• _Task directions_
Repeat exactly each line of the data provided below.
━━ Data to use
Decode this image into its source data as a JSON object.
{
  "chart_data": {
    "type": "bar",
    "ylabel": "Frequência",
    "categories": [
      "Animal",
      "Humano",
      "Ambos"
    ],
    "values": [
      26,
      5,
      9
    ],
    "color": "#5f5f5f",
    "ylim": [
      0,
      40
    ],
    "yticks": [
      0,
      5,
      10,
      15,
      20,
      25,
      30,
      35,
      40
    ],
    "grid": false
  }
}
━━━━
• _Written response_
Decode this image into its source data as a JSON object.
{
  "chart_data": {
    "type": "bar",
    "ylabel": "Frequência",
    "categories": [
      "Animal",
      "Humano",
      "Ambos"
    ],
    "values": [
      26,
      5,
      9
    ],
    "color": "#5f5f5f",
    "ylim": [
      0,
      40
    ],
    "yticks": [
      0,
      5,
      10,
      15,
      20,
      25,
      30,
      35,
      40
    ],
    "grid": false
  }
}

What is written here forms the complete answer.